## Work required
Find the lines holding the word "Week" and collect them.

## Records
>>
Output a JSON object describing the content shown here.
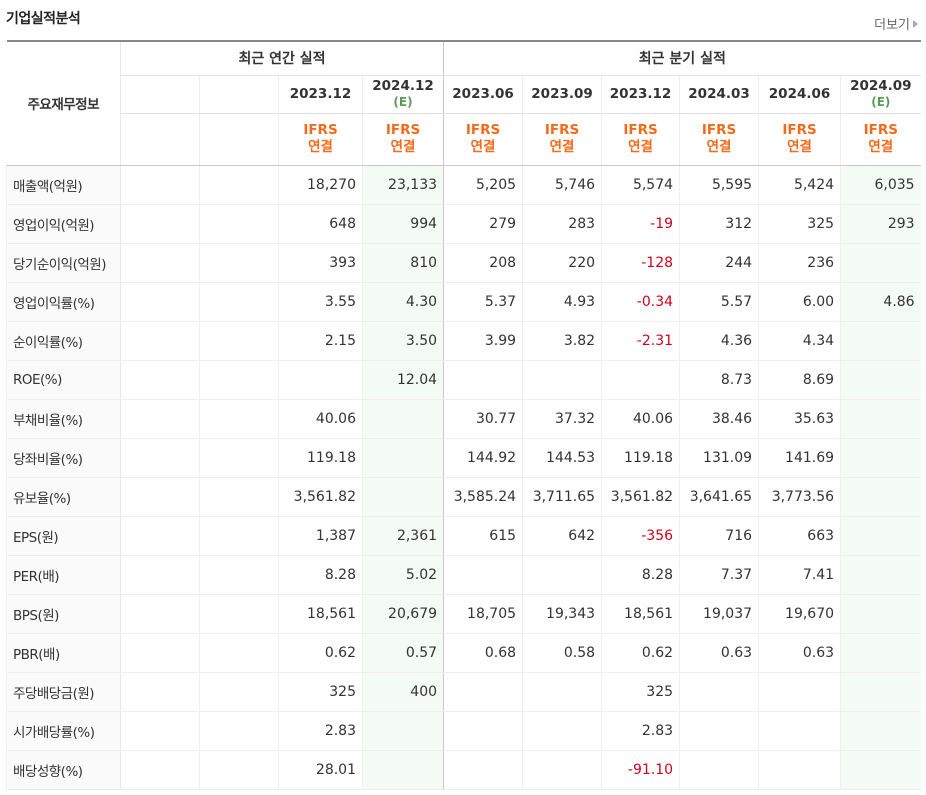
{
  "title": "기업실적분석",
  "more_label": "더보기",
  "header": {
    "row_label": "주요재무정보",
    "annual_label": "최근 연간 실적",
    "quarter_label": "최근 분기 실적",
    "estimate_mark": "(E)",
    "ifrs_label": "IFRS",
    "consolidated_label": "연결",
    "annual_dates": [
      "",
      "",
      "2023.12",
      "2024.12"
    ],
    "quarter_dates": [
      "2023.06",
      "2023.09",
      "2023.12",
      "2024.03",
      "2024.06",
      "2024.09"
    ]
  },
  "rows": [
    {
      "label": "매출액(억원)",
      "values": [
        "",
        "",
        "18,270",
        "23,133",
        "5,205",
        "5,746",
        "5,574",
        "5,595",
        "5,424",
        "6,035"
      ],
      "group_start": true
    },
    {
      "label": "영업이익(억원)",
      "values": [
        "",
        "",
        "648",
        "994",
        "279",
        "283",
        "-19",
        "312",
        "325",
        "293"
      ]
    },
    {
      "label": "당기순이익(억원)",
      "values": [
        "",
        "",
        "393",
        "810",
        "208",
        "220",
        "-128",
        "244",
        "236",
        ""
      ]
    },
    {
      "label": "영업이익률(%)",
      "values": [
        "",
        "",
        "3.55",
        "4.30",
        "5.37",
        "4.93",
        "-0.34",
        "5.57",
        "6.00",
        "4.86"
      ],
      "group_start": true
    },
    {
      "label": "순이익률(%)",
      "values": [
        "",
        "",
        "2.15",
        "3.50",
        "3.99",
        "3.82",
        "-2.31",
        "4.36",
        "4.34",
        ""
      ]
    },
    {
      "label": "ROE(%)",
      "values": [
        "",
        "",
        "",
        "12.04",
        "",
        "",
        "",
        "8.73",
        "8.69",
        ""
      ]
    },
    {
      "label": "부채비율(%)",
      "values": [
        "",
        "",
        "40.06",
        "",
        "30.77",
        "37.32",
        "40.06",
        "38.46",
        "35.63",
        ""
      ],
      "group_start": true
    },
    {
      "label": "당좌비율(%)",
      "values": [
        "",
        "",
        "119.18",
        "",
        "144.92",
        "144.53",
        "119.18",
        "131.09",
        "141.69",
        ""
      ]
    },
    {
      "label": "유보율(%)",
      "values": [
        "",
        "",
        "3,561.82",
        "",
        "3,585.24",
        "3,711.65",
        "3,561.82",
        "3,641.65",
        "3,773.56",
        ""
      ]
    },
    {
      "label": "EPS(원)",
      "values": [
        "",
        "",
        "1,387",
        "2,361",
        "615",
        "642",
        "-356",
        "716",
        "663",
        ""
      ],
      "group_start": true
    },
    {
      "label": "PER(배)",
      "values": [
        "",
        "",
        "8.28",
        "5.02",
        "",
        "",
        "8.28",
        "7.37",
        "7.41",
        ""
      ]
    },
    {
      "label": "BPS(원)",
      "values": [
        "",
        "",
        "18,561",
        "20,679",
        "18,705",
        "19,343",
        "18,561",
        "19,037",
        "19,670",
        ""
      ]
    },
    {
      "label": "PBR(배)",
      "values": [
        "",
        "",
        "0.62",
        "0.57",
        "0.68",
        "0.58",
        "0.62",
        "0.63",
        "0.63",
        ""
      ]
    },
    {
      "label": "주당배당금(원)",
      "values": [
        "",
        "",
        "325",
        "400",
        "",
        "",
        "325",
        "",
        "",
        ""
      ],
      "group_start": true
    },
    {
      "label": "시가배당률(%)",
      "values": [
        "",
        "",
        "2.83",
        "",
        "",
        "",
        "2.83",
        "",
        "",
        ""
      ]
    },
    {
      "label": "배당성향(%)",
      "values": [
        "",
        "",
        "28.01",
        "",
        "",
        "",
        "-91.10",
        "",
        "",
        ""
      ]
    }
  ],
  "colors": {
    "negative": "#d0021b",
    "ifrs": "#f26b1d",
    "estimate_bg": "#f4fbf4"
  }
}
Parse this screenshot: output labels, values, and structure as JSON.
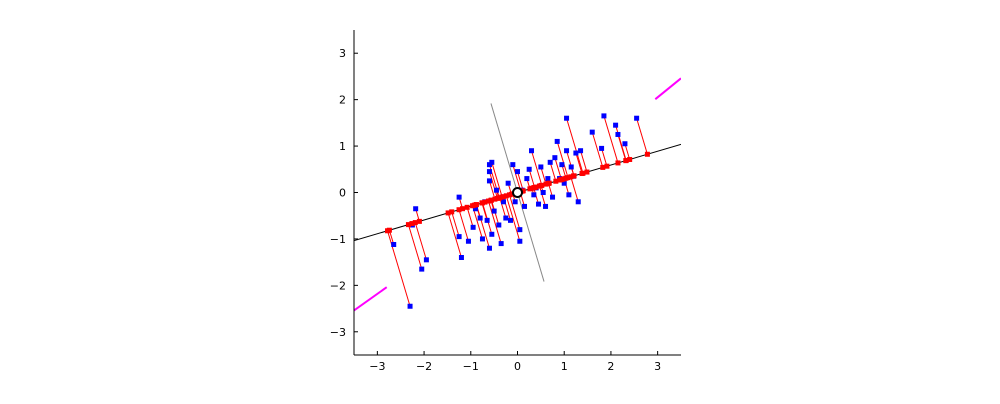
{
  "chart_data": {
    "type": "scatter",
    "title": "",
    "xlabel": "",
    "ylabel": "",
    "xlim": [
      -3.5,
      3.5
    ],
    "ylim": [
      -3.5,
      3.5
    ],
    "xticks": [
      -3,
      -2,
      -1,
      0,
      1,
      2,
      3
    ],
    "yticks": [
      -3,
      -2,
      -1,
      0,
      1,
      2,
      3
    ],
    "grid": false,
    "legend": "none",
    "colors": {
      "points": "#0000ff",
      "projections": "#ff0000",
      "projection_lines": "#ff0000",
      "principal_axis": "#000000",
      "secondary_axis": "#888888",
      "variance_segments": "#ff00ff",
      "mean_marker": "#ffffff"
    },
    "mean": [
      0.0,
      0.0
    ],
    "principal_axis_direction": [
      0.959,
      0.284
    ],
    "principal_axis_span": [
      -3.65,
      3.65
    ],
    "secondary_axis_span": [
      -2.0,
      2.0
    ],
    "variance_segments": [
      [
        [
          2.95,
          2.01
        ],
        [
          3.5,
          2.46
        ]
      ],
      [
        [
          -3.5,
          -2.54
        ],
        [
          -2.8,
          -2.04
        ]
      ]
    ],
    "points": [
      [
        -2.65,
        -1.12
      ],
      [
        -2.18,
        -0.35
      ],
      [
        -2.25,
        -0.7
      ],
      [
        -2.05,
        -1.65
      ],
      [
        -1.95,
        -1.45
      ],
      [
        -2.3,
        -2.45
      ],
      [
        -1.25,
        -0.95
      ],
      [
        -1.2,
        -1.4
      ],
      [
        -1.25,
        -0.1
      ],
      [
        -1.05,
        -1.05
      ],
      [
        -0.95,
        -0.75
      ],
      [
        -0.9,
        -0.35
      ],
      [
        -0.8,
        -0.55
      ],
      [
        -0.75,
        -1.0
      ],
      [
        -0.7,
        -0.2
      ],
      [
        -0.65,
        -0.6
      ],
      [
        -0.6,
        -1.2
      ],
      [
        -0.55,
        -0.9
      ],
      [
        -0.5,
        -0.4
      ],
      [
        -0.45,
        0.05
      ],
      [
        -0.6,
        0.45
      ],
      [
        -0.6,
        0.25
      ],
      [
        -0.6,
        0.6
      ],
      [
        -0.55,
        0.65
      ],
      [
        -0.4,
        -0.7
      ],
      [
        -0.35,
        -1.1
      ],
      [
        -0.3,
        -0.2
      ],
      [
        -0.25,
        -0.55
      ],
      [
        -0.2,
        0.2
      ],
      [
        -0.15,
        -0.6
      ],
      [
        -0.1,
        0.6
      ],
      [
        -0.05,
        -0.2
      ],
      [
        0.0,
        0.45
      ],
      [
        0.05,
        -0.8
      ],
      [
        0.05,
        -1.05
      ],
      [
        0.1,
        0.05
      ],
      [
        0.15,
        -0.3
      ],
      [
        0.2,
        0.3
      ],
      [
        0.25,
        0.5
      ],
      [
        0.3,
        0.9
      ],
      [
        0.35,
        -0.05
      ],
      [
        0.4,
        0.1
      ],
      [
        0.45,
        -0.25
      ],
      [
        0.5,
        0.55
      ],
      [
        0.55,
        0.0
      ],
      [
        0.6,
        -0.3
      ],
      [
        0.65,
        0.3
      ],
      [
        0.7,
        0.65
      ],
      [
        0.75,
        -0.1
      ],
      [
        0.8,
        0.75
      ],
      [
        0.85,
        1.1
      ],
      [
        0.9,
        0.3
      ],
      [
        0.95,
        0.6
      ],
      [
        1.0,
        0.2
      ],
      [
        1.05,
        0.9
      ],
      [
        1.05,
        1.6
      ],
      [
        1.1,
        -0.05
      ],
      [
        1.15,
        0.55
      ],
      [
        1.2,
        0.35
      ],
      [
        1.25,
        0.85
      ],
      [
        1.3,
        -0.2
      ],
      [
        1.35,
        0.9
      ],
      [
        1.6,
        1.3
      ],
      [
        1.8,
        0.95
      ],
      [
        1.85,
        1.65
      ],
      [
        2.1,
        1.45
      ],
      [
        2.15,
        1.25
      ],
      [
        2.3,
        1.05
      ],
      [
        2.55,
        1.6
      ]
    ]
  }
}
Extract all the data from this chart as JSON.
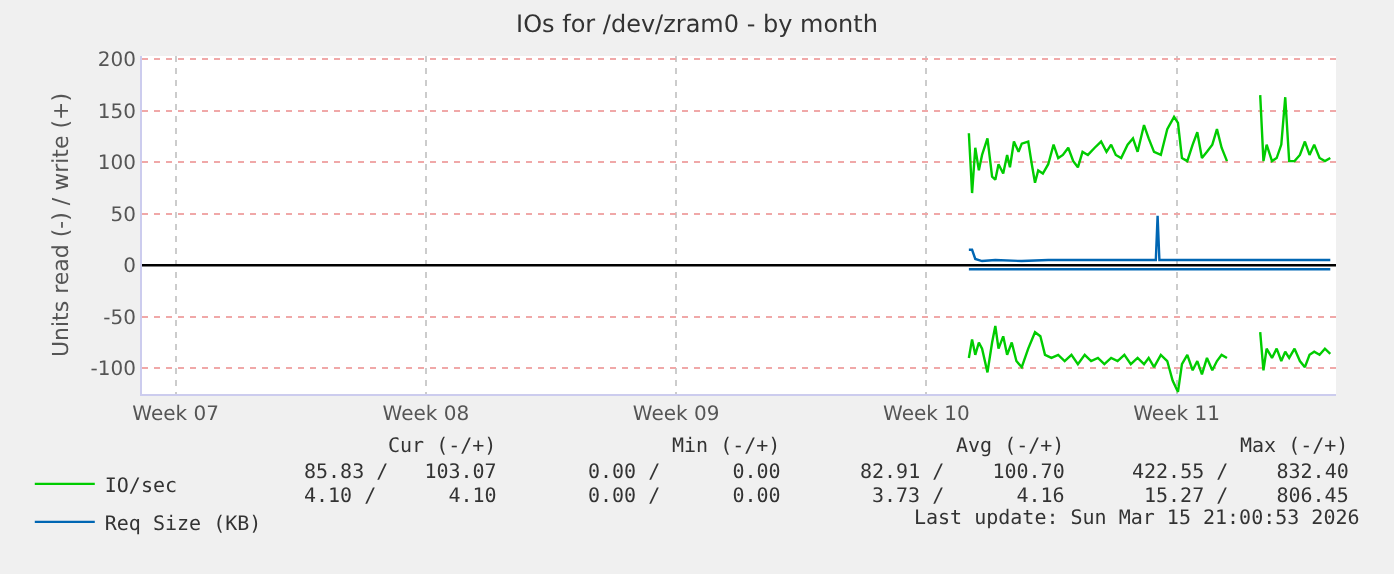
{
  "chart_data": {
    "type": "line",
    "title": "IOs for /dev/zram0 - by month",
    "ylabel": "Units read (-) / write (+)",
    "xlim": [
      "2026-02-10T12:00",
      "2026-03-15T21:36"
    ],
    "ylim": [
      -125,
      203
    ],
    "xticks": [
      {
        "value": "2026-02-11T10:34",
        "label": "Week 07"
      },
      {
        "value": "2026-02-18T10:34",
        "label": "Week 08"
      },
      {
        "value": "2026-02-25T10:34",
        "label": "Week 09"
      },
      {
        "value": "2026-03-04T10:34",
        "label": "Week 10"
      },
      {
        "value": "2026-03-11T10:34",
        "label": "Week 11"
      }
    ],
    "yticks": [
      -100,
      -50,
      0,
      50,
      100,
      150,
      200
    ],
    "grid": true,
    "legend": "bottom left",
    "marker": "none",
    "line_style": "solid",
    "ref_lines": [
      {
        "axis": "y",
        "value": 0,
        "color": "#000000"
      }
    ],
    "series": [
      {
        "name": "IO/sec",
        "color": "#00cc00",
        "x": [
          "2026-03-05T15:07",
          "2026-03-05T17:17",
          "2026-03-05T19:26",
          "2026-03-05T21:50",
          "2026-03-06T00:00",
          "2026-03-06T03:36",
          "2026-03-06T06:43",
          "2026-03-06T08:53",
          "2026-03-06T11:02",
          "2026-03-06T14:10",
          "2026-03-06T16:48",
          "2026-03-06T18:43",
          "2026-03-06T21:22",
          "2026-03-07T00:29",
          "2026-03-07T02:38",
          "2026-03-07T06:58",
          "2026-03-07T09:22",
          "2026-03-07T11:31",
          "2026-03-07T13:41",
          "2026-03-07T16:48",
          "2026-03-07T20:24",
          "2026-03-08T00:00",
          "2026-03-08T03:07",
          "2026-03-08T06:14",
          "2026-03-08T09:50",
          "2026-03-08T13:12",
          "2026-03-08T16:19",
          "2026-03-08T19:26",
          "2026-03-08T23:02",
          "2026-03-09T03:36",
          "2026-03-09T07:55",
          "2026-03-09T11:31",
          "2026-03-09T14:38",
          "2026-03-09T17:46",
          "2026-03-09T21:22",
          "2026-03-10T01:41",
          "2026-03-10T05:17",
          "2026-03-10T08:24",
          "2026-03-10T12:43",
          "2026-03-10T15:50",
          "2026-03-10T19:26",
          "2026-03-11T00:00",
          "2026-03-11T04:19",
          "2026-03-11T08:53",
          "2026-03-11T11:31",
          "2026-03-11T14:10",
          "2026-03-11T17:46",
          "2026-03-11T21:22",
          "2026-03-12T00:29",
          "2026-03-12T03:36",
          "2026-03-12T06:58",
          "2026-03-12T10:34",
          "2026-03-12T13:41",
          "2026-03-12T16:48",
          "2026-03-12T20:24",
          "2026-03-13T07:26",
          "2026-03-13T18:43",
          "2026-03-13T20:53",
          "2026-03-13T23:02",
          "2026-03-14T02:38",
          "2026-03-14T05:46",
          "2026-03-14T08:53",
          "2026-03-14T11:31",
          "2026-03-14T14:10",
          "2026-03-14T17:46",
          "2026-03-14T21:22",
          "2026-03-15T00:43",
          "2026-03-15T03:50",
          "2026-03-15T06:58",
          "2026-03-15T10:34",
          "2026-03-15T14:10",
          "2026-03-15T17:46"
        ],
        "values": [
          128,
          70,
          114,
          92,
          107,
          123,
          86,
          83,
          98,
          89,
          107,
          95,
          120,
          110,
          118,
          120,
          98,
          80,
          92,
          89,
          98,
          117,
          104,
          107,
          114,
          101,
          95,
          110,
          107,
          114,
          120,
          110,
          117,
          107,
          104,
          117,
          123,
          110,
          136,
          123,
          110,
          107,
          132,
          144,
          138,
          104,
          101,
          117,
          129,
          104,
          110,
          117,
          132,
          114,
          101,
          null,
          165,
          101,
          117,
          101,
          104,
          117,
          163,
          101,
          101,
          107,
          120,
          107,
          117,
          104,
          101,
          104
        ]
      },
      {
        "color": "#00cc00",
        "x": [
          "2026-03-05T15:07",
          "2026-03-05T17:17",
          "2026-03-05T19:26",
          "2026-03-05T21:50",
          "2026-03-06T00:00",
          "2026-03-06T03:36",
          "2026-03-06T06:43",
          "2026-03-06T08:53",
          "2026-03-06T11:02",
          "2026-03-06T14:10",
          "2026-03-06T16:48",
          "2026-03-06T19:55",
          "2026-03-06T23:02",
          "2026-03-07T02:38",
          "2026-03-07T06:58",
          "2026-03-07T11:31",
          "2026-03-07T15:07",
          "2026-03-07T18:14",
          "2026-03-07T22:34",
          "2026-03-08T03:07",
          "2026-03-08T07:26",
          "2026-03-08T12:00",
          "2026-03-08T16:19",
          "2026-03-08T20:53",
          "2026-03-09T01:12",
          "2026-03-09T05:46",
          "2026-03-09T10:05",
          "2026-03-09T14:38",
          "2026-03-09T18:58",
          "2026-03-09T23:31",
          "2026-03-10T03:50",
          "2026-03-10T08:24",
          "2026-03-10T12:43",
          "2026-03-10T15:50",
          "2026-03-10T19:26",
          "2026-03-11T00:00",
          "2026-03-11T04:19",
          "2026-03-11T07:55",
          "2026-03-11T11:31",
          "2026-03-11T14:10",
          "2026-03-11T17:46",
          "2026-03-11T21:22",
          "2026-03-12T00:29",
          "2026-03-12T03:36",
          "2026-03-12T06:58",
          "2026-03-12T10:34",
          "2026-03-12T13:41",
          "2026-03-12T16:48",
          "2026-03-12T20:24",
          "2026-03-13T07:26",
          "2026-03-13T18:43",
          "2026-03-13T20:53",
          "2026-03-13T23:02",
          "2026-03-14T02:38",
          "2026-03-14T05:46",
          "2026-03-14T08:53",
          "2026-03-14T11:31",
          "2026-03-14T14:10",
          "2026-03-14T17:46",
          "2026-03-14T21:22",
          "2026-03-15T00:43",
          "2026-03-15T03:50",
          "2026-03-15T06:58",
          "2026-03-15T10:34",
          "2026-03-15T14:10",
          "2026-03-15T17:46"
        ],
        "values": [
          -90,
          -72,
          -87,
          -75,
          -81,
          -104,
          -75,
          -59,
          -81,
          -69,
          -87,
          -75,
          -93,
          -99,
          -81,
          -65,
          -69,
          -87,
          -90,
          -87,
          -93,
          -87,
          -96,
          -87,
          -93,
          -90,
          -96,
          -90,
          -93,
          -87,
          -96,
          -90,
          -96,
          -90,
          -99,
          -87,
          -93,
          -112,
          -123,
          -96,
          -87,
          -102,
          -93,
          -106,
          -90,
          -102,
          -93,
          -87,
          -90,
          null,
          -65,
          -102,
          -81,
          -90,
          -81,
          -93,
          -84,
          -90,
          -81,
          -93,
          -99,
          -87,
          -84,
          -87,
          -81,
          -86
        ]
      },
      {
        "name": "Req Size (KB)",
        "color": "#0066b3",
        "x": [
          "2026-03-05T15:07",
          "2026-03-05T17:17",
          "2026-03-05T19:26",
          "2026-03-06T00:00",
          "2026-03-06T08:53",
          "2026-03-07T02:38",
          "2026-03-07T20:24",
          "2026-03-08T14:10",
          "2026-03-09T07:55",
          "2026-03-10T19:26",
          "2026-03-10T20:38",
          "2026-03-10T21:50",
          "2026-03-10T23:02",
          "2026-03-11T13:12",
          "2026-03-12T20:24",
          "2026-03-13T18:43",
          "2026-03-15T17:46"
        ],
        "values": [
          15,
          15,
          6,
          4,
          5,
          4,
          5,
          5,
          5,
          5,
          5,
          48,
          5,
          5,
          5,
          5,
          5
        ]
      },
      {
        "color": "#0066b3",
        "x": [
          "2026-03-05T15:07",
          "2026-03-10T12:00",
          "2026-03-15T17:46"
        ],
        "values": [
          -4,
          -4,
          -4
        ]
      }
    ],
    "annotations": [
      "Cur (-/+)",
      "Min (-/+)",
      "Avg (-/+)",
      "Max (-/+)",
      "85.83 /   103.07",
      "0.00 /      0.00",
      "82.91 /    100.70",
      "422.55 /    832.40",
      "4.10 /      4.10",
      "0.00 /      0.00",
      "3.73 /      4.16",
      "15.27 /    806.45",
      "Last update: Sun Mar 15 21:00:53 2026"
    ]
  }
}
<<
## Written response
        "label": "Week 07"
        "label": "Week 08"
        "label": "Week 09"
        "label": "Week 10"
        "label": "Week 11"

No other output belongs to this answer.